Goal of the exercise: In the entries below, how many lines hold the string "Score"? Answer with the number only.

(Entries from a visual dataset)
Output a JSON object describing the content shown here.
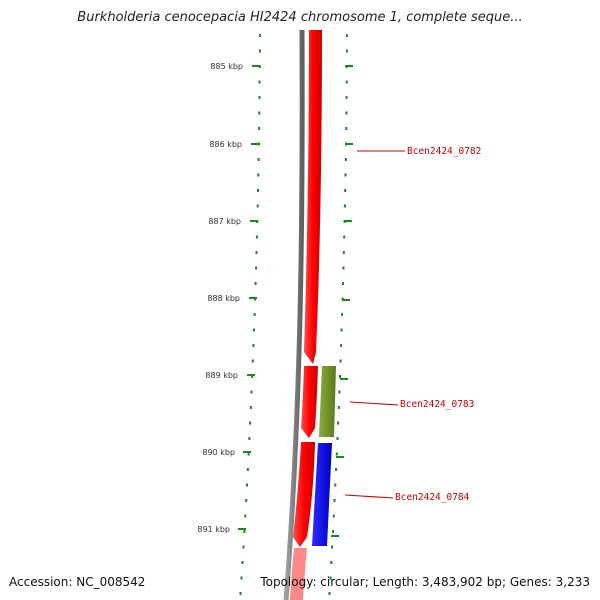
{
  "title": "Burkholderia cenocepacia HI2424 chromosome 1, complete seque...",
  "ruler": {
    "unit": "kbp",
    "ticks": [
      {
        "value": 885,
        "label": "885 kbp"
      },
      {
        "value": 886,
        "label": "886 kbp"
      },
      {
        "value": 887,
        "label": "887 kbp"
      },
      {
        "value": 888,
        "label": "888 kbp"
      },
      {
        "value": 889,
        "label": "889 kbp"
      },
      {
        "value": 890,
        "label": "890 kbp"
      },
      {
        "value": 891,
        "label": "891 kbp"
      }
    ]
  },
  "genes": [
    {
      "id": "Bcen2424_0782",
      "label": "Bcen2424_0782",
      "strand": "reverse",
      "color": "#ff0000",
      "track": "backbone"
    },
    {
      "id": "Bcen2424_0783",
      "label": "Bcen2424_0783",
      "strand": "forward",
      "color": "#6b8e23",
      "track": "outer"
    },
    {
      "id": "Bcen2424_0784",
      "label": "Bcen2424_0784",
      "strand": "forward",
      "color": "#0000ff",
      "track": "outer"
    }
  ],
  "colors": {
    "backbone": "#ff0000",
    "axis": "#808080",
    "ruler_ticks": "#1a8a1a",
    "label_line": "#cc0000"
  },
  "footer": {
    "accession": "Accession: NC_008542",
    "topology": "Topology: circular;",
    "length": "Length: 3,483,902 bp;",
    "genes": "Genes: 3,233"
  }
}
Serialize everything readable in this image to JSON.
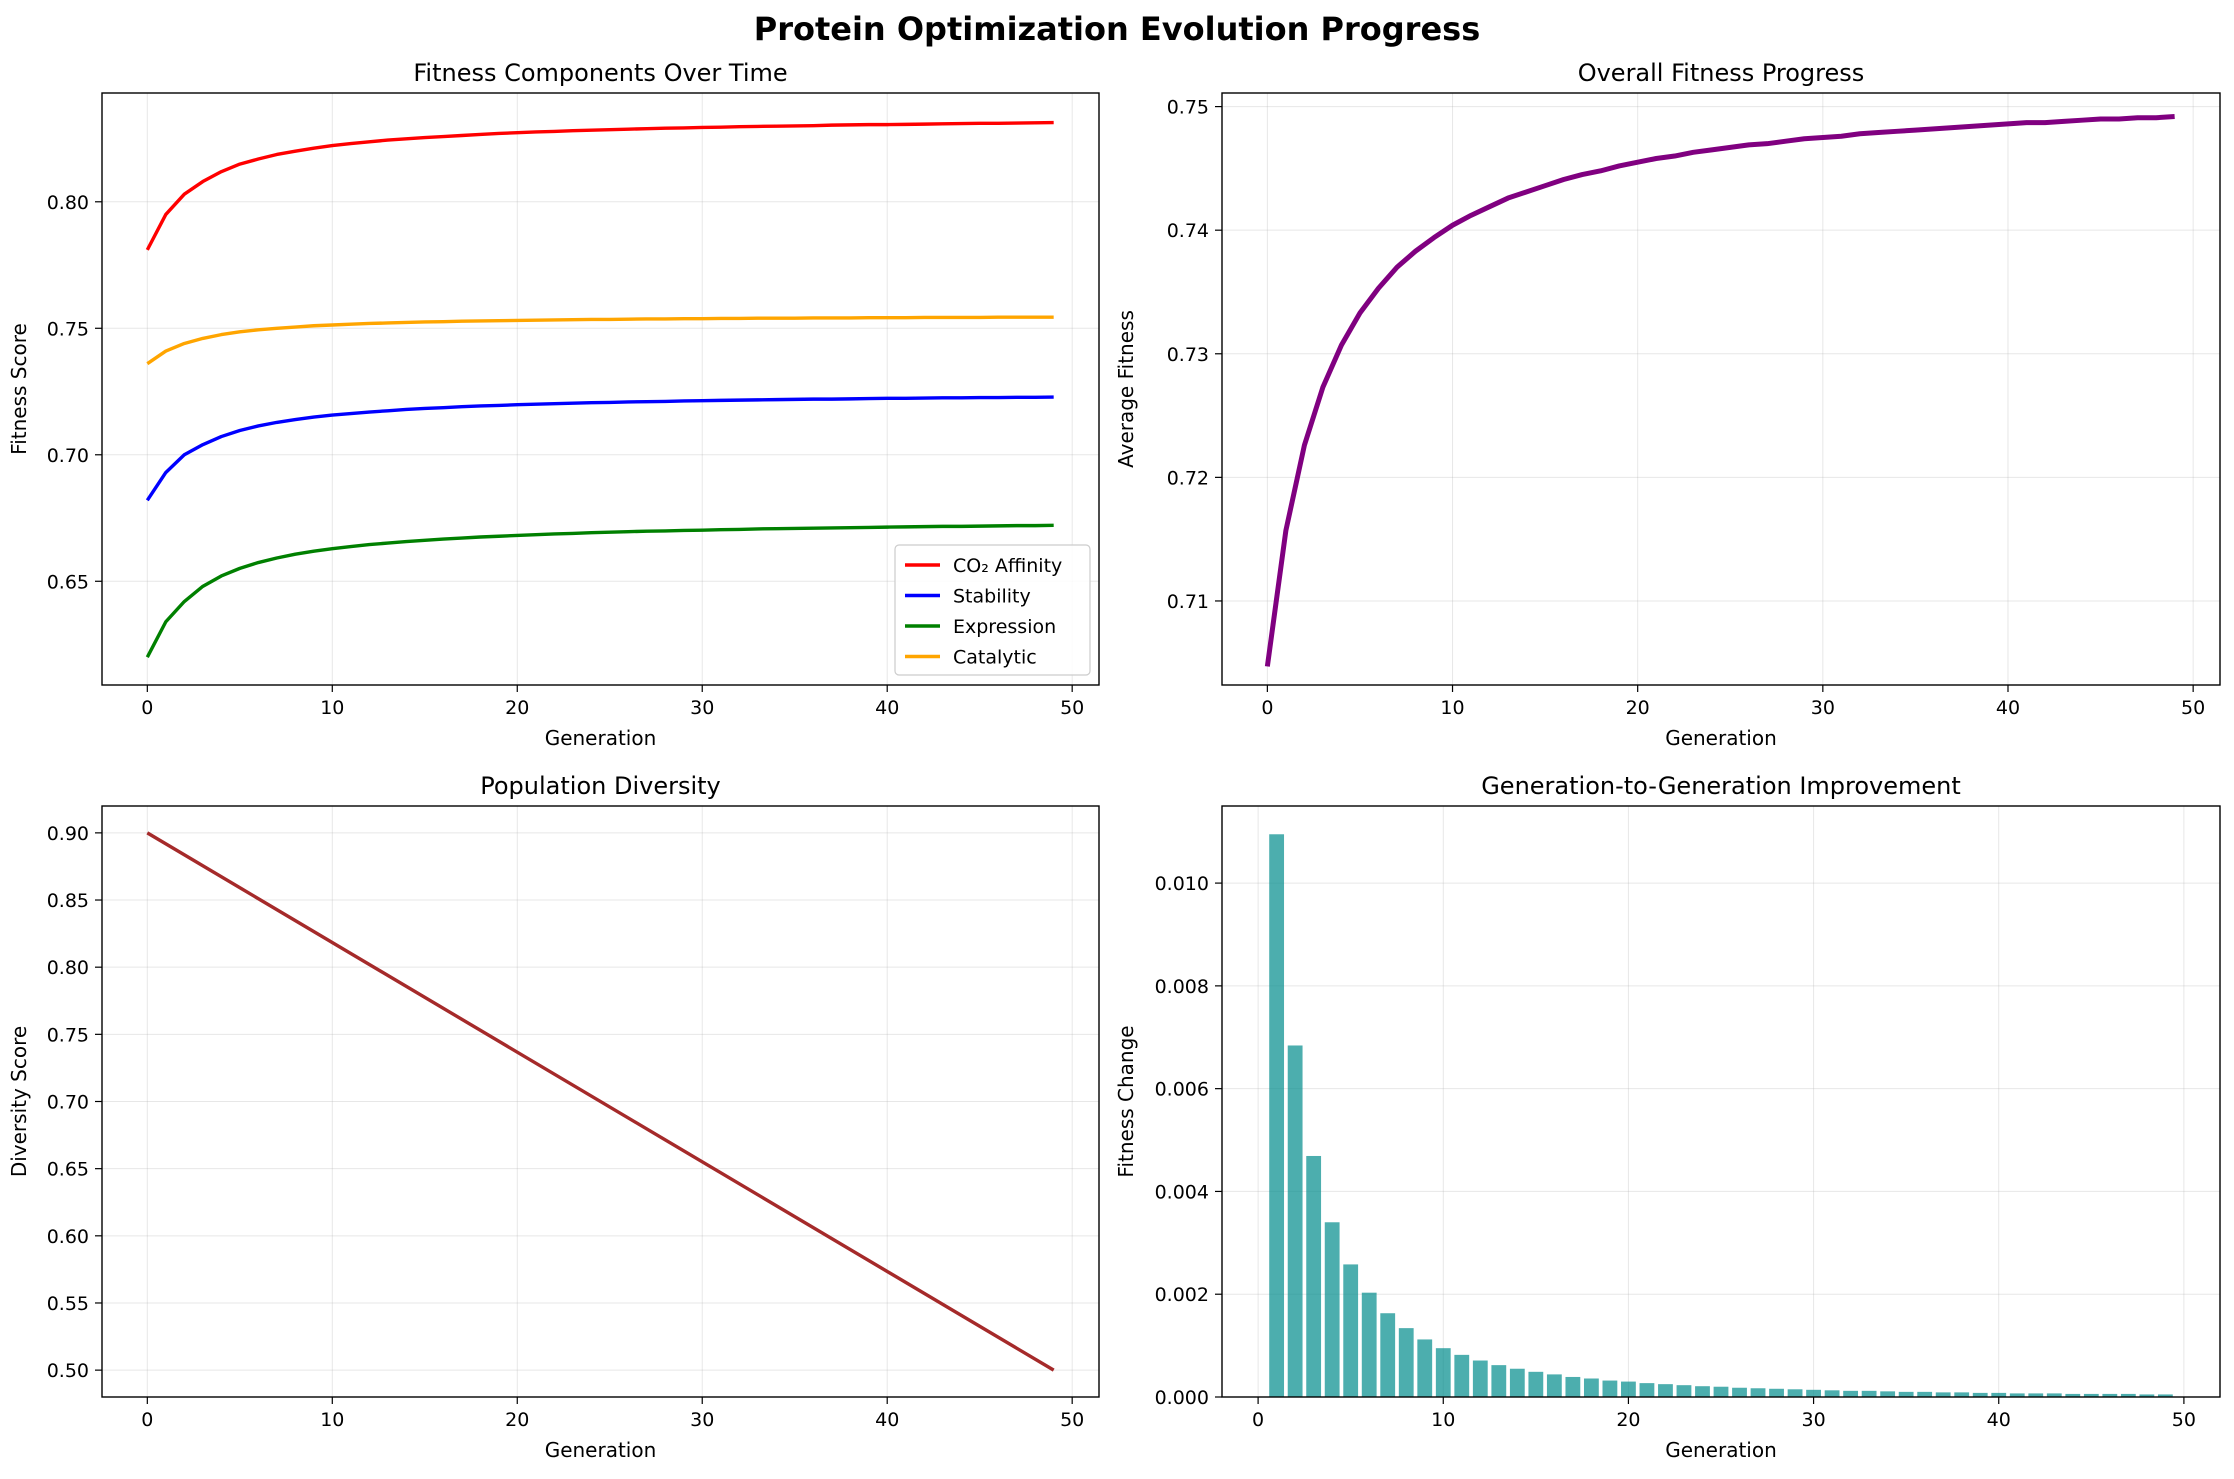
{
  "figure": {
    "suptitle": "Protein Optimization Evolution Progress"
  },
  "chart_data": [
    {
      "id": "components",
      "type": "line",
      "title": "Fitness Components Over Time",
      "xlabel": "Generation",
      "ylabel": "Fitness Score",
      "xlim": [
        -2.45,
        51.45
      ],
      "ylim": [
        0.609,
        0.843
      ],
      "xticks": [
        0,
        10,
        20,
        30,
        40,
        50
      ],
      "yticks": [
        0.65,
        0.7,
        0.75,
        0.8
      ],
      "ytick_decimals": 2,
      "grid": true,
      "legend": "lower-right",
      "x": [
        0,
        1,
        2,
        3,
        4,
        5,
        6,
        7,
        8,
        9,
        10,
        11,
        12,
        13,
        14,
        15,
        16,
        17,
        18,
        19,
        20,
        21,
        22,
        23,
        24,
        25,
        26,
        27,
        28,
        29,
        30,
        31,
        32,
        33,
        34,
        35,
        36,
        37,
        38,
        39,
        40,
        41,
        42,
        43,
        44,
        45,
        46,
        47,
        48,
        49
      ],
      "series": [
        {
          "name": "CO₂ Affinity",
          "color": "#ff0000",
          "values": [
            0.781,
            0.795,
            0.803,
            0.808,
            0.8119,
            0.8149,
            0.8169,
            0.8187,
            0.82,
            0.8212,
            0.8222,
            0.823,
            0.8237,
            0.8244,
            0.8249,
            0.8254,
            0.8258,
            0.8262,
            0.8266,
            0.827,
            0.8273,
            0.8276,
            0.8278,
            0.8281,
            0.8283,
            0.8285,
            0.8287,
            0.8289,
            0.8291,
            0.8292,
            0.8294,
            0.8295,
            0.8297,
            0.8298,
            0.8299,
            0.83,
            0.8301,
            0.8303,
            0.8304,
            0.8305,
            0.8305,
            0.8306,
            0.8307,
            0.8308,
            0.8309,
            0.831,
            0.831,
            0.8311,
            0.8312,
            0.8313
          ]
        },
        {
          "name": "Stability",
          "color": "#0000ff",
          "values": [
            0.682,
            0.693,
            0.7,
            0.704,
            0.7072,
            0.7096,
            0.7114,
            0.7128,
            0.7139,
            0.7149,
            0.7157,
            0.7163,
            0.7169,
            0.7174,
            0.7179,
            0.7183,
            0.7186,
            0.719,
            0.7193,
            0.7195,
            0.7198,
            0.72,
            0.7202,
            0.7204,
            0.7206,
            0.7207,
            0.7209,
            0.721,
            0.7211,
            0.7213,
            0.7214,
            0.7215,
            0.7216,
            0.7217,
            0.7218,
            0.7219,
            0.722,
            0.722,
            0.7221,
            0.7222,
            0.7223,
            0.7223,
            0.7224,
            0.7225,
            0.7225,
            0.7226,
            0.7226,
            0.7227,
            0.7227,
            0.7228
          ]
        },
        {
          "name": "Expression",
          "color": "#008000",
          "values": [
            0.62,
            0.634,
            0.642,
            0.648,
            0.6521,
            0.6551,
            0.6574,
            0.6592,
            0.6607,
            0.6619,
            0.6629,
            0.6637,
            0.6645,
            0.6651,
            0.6657,
            0.6662,
            0.6667,
            0.6671,
            0.6675,
            0.6678,
            0.6681,
            0.6684,
            0.6687,
            0.6689,
            0.6692,
            0.6694,
            0.6696,
            0.6698,
            0.6699,
            0.6701,
            0.6702,
            0.6704,
            0.6705,
            0.6707,
            0.6708,
            0.6709,
            0.671,
            0.6711,
            0.6712,
            0.6713,
            0.6714,
            0.6715,
            0.6716,
            0.6717,
            0.6717,
            0.6718,
            0.6719,
            0.672,
            0.672,
            0.6721
          ]
        },
        {
          "name": "Catalytic",
          "color": "#ffa500",
          "values": [
            0.736,
            0.741,
            0.744,
            0.746,
            0.7475,
            0.7486,
            0.7494,
            0.75,
            0.7505,
            0.751,
            0.7513,
            0.7516,
            0.7519,
            0.7521,
            0.7523,
            0.7525,
            0.7526,
            0.7528,
            0.7529,
            0.753,
            0.7531,
            0.7532,
            0.7533,
            0.7534,
            0.7535,
            0.7535,
            0.7536,
            0.7537,
            0.7537,
            0.7538,
            0.7538,
            0.7539,
            0.7539,
            0.754,
            0.754,
            0.754,
            0.7541,
            0.7541,
            0.7541,
            0.7542,
            0.7542,
            0.7542,
            0.7543,
            0.7543,
            0.7543,
            0.7543,
            0.7544,
            0.7544,
            0.7544,
            0.7544
          ]
        }
      ]
    },
    {
      "id": "overall",
      "type": "line",
      "title": "Overall Fitness Progress",
      "xlabel": "Generation",
      "ylabel": "Average Fitness",
      "xlim": [
        -2.45,
        51.45
      ],
      "ylim": [
        0.7032,
        0.7511
      ],
      "xticks": [
        0,
        10,
        20,
        30,
        40,
        50
      ],
      "yticks": [
        0.71,
        0.72,
        0.73,
        0.74,
        0.75
      ],
      "ytick_decimals": 2,
      "grid": true,
      "x": [
        0,
        1,
        2,
        3,
        4,
        5,
        6,
        7,
        8,
        9,
        10,
        11,
        12,
        13,
        14,
        15,
        16,
        17,
        18,
        19,
        20,
        21,
        22,
        23,
        24,
        25,
        26,
        27,
        28,
        29,
        30,
        31,
        32,
        33,
        34,
        35,
        36,
        37,
        38,
        39,
        40,
        41,
        42,
        43,
        44,
        45,
        46,
        47,
        48,
        49
      ],
      "series": [
        {
          "color": "#800080",
          "values": [
            0.7047,
            0.7157,
            0.7226,
            0.7273,
            0.7307,
            0.7333,
            0.7353,
            0.737,
            0.7383,
            0.7394,
            0.7404,
            0.7412,
            0.7419,
            0.7426,
            0.7431,
            0.7436,
            0.7441,
            0.7445,
            0.7448,
            0.7452,
            0.7455,
            0.7458,
            0.746,
            0.7463,
            0.7465,
            0.7467,
            0.7469,
            0.747,
            0.7472,
            0.7474,
            0.7475,
            0.7476,
            0.7478,
            0.7479,
            0.748,
            0.7481,
            0.7482,
            0.7483,
            0.7484,
            0.7485,
            0.7486,
            0.7487,
            0.7487,
            0.7488,
            0.7489,
            0.749,
            0.749,
            0.7491,
            0.7491,
            0.7492
          ]
        }
      ]
    },
    {
      "id": "diversity",
      "type": "line",
      "title": "Population Diversity",
      "xlabel": "Generation",
      "ylabel": "Diversity Score",
      "xlim": [
        -2.45,
        51.45
      ],
      "ylim": [
        0.48,
        0.92
      ],
      "xticks": [
        0,
        10,
        20,
        30,
        40,
        50
      ],
      "yticks": [
        0.5,
        0.55,
        0.6,
        0.65,
        0.7,
        0.75,
        0.8,
        0.85,
        0.9
      ],
      "ytick_decimals": 2,
      "grid": true,
      "x": [
        0,
        49
      ],
      "series": [
        {
          "color": "#a52a2a",
          "values": [
            0.9,
            0.5
          ]
        }
      ]
    },
    {
      "id": "improvement",
      "type": "bar",
      "title": "Generation-to-Generation Improvement",
      "xlabel": "Generation",
      "ylabel": "Fitness Change",
      "xlim": [
        -1.95,
        51.95
      ],
      "ylim": [
        0,
        0.0115
      ],
      "xticks": [
        0,
        10,
        20,
        30,
        40,
        50
      ],
      "yticks": [
        0.0,
        0.002,
        0.004,
        0.006,
        0.008,
        0.01
      ],
      "ytick_decimals": 3,
      "grid": true,
      "color": "#008b8b",
      "bar_alpha": 0.7,
      "bar_width": 0.8,
      "x": [
        1,
        2,
        3,
        4,
        5,
        6,
        7,
        8,
        9,
        10,
        11,
        12,
        13,
        14,
        15,
        16,
        17,
        18,
        19,
        20,
        21,
        22,
        23,
        24,
        25,
        26,
        27,
        28,
        29,
        30,
        31,
        32,
        33,
        34,
        35,
        36,
        37,
        38,
        39,
        40,
        41,
        42,
        43,
        44,
        45,
        46,
        47,
        48,
        49
      ],
      "values": [
        0.01095,
        0.00684,
        0.00469,
        0.0034,
        0.00258,
        0.00203,
        0.00163,
        0.00134,
        0.00112,
        0.00095,
        0.00082,
        0.00071,
        0.00062,
        0.00055,
        0.00049,
        0.00044,
        0.00039,
        0.00036,
        0.00032,
        0.0003,
        0.00027,
        0.00025,
        0.00023,
        0.00021,
        0.0002,
        0.00018,
        0.00017,
        0.00016,
        0.00015,
        0.00014,
        0.00013,
        0.00012,
        0.00012,
        0.00011,
        0.0001,
        0.0001,
        9e-05,
        9e-05,
        8e-05,
        8e-05,
        7e-05,
        7e-05,
        7e-05,
        6e-05,
        6e-05,
        6e-05,
        6e-05,
        5e-05,
        5e-05
      ]
    }
  ]
}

The answer: 2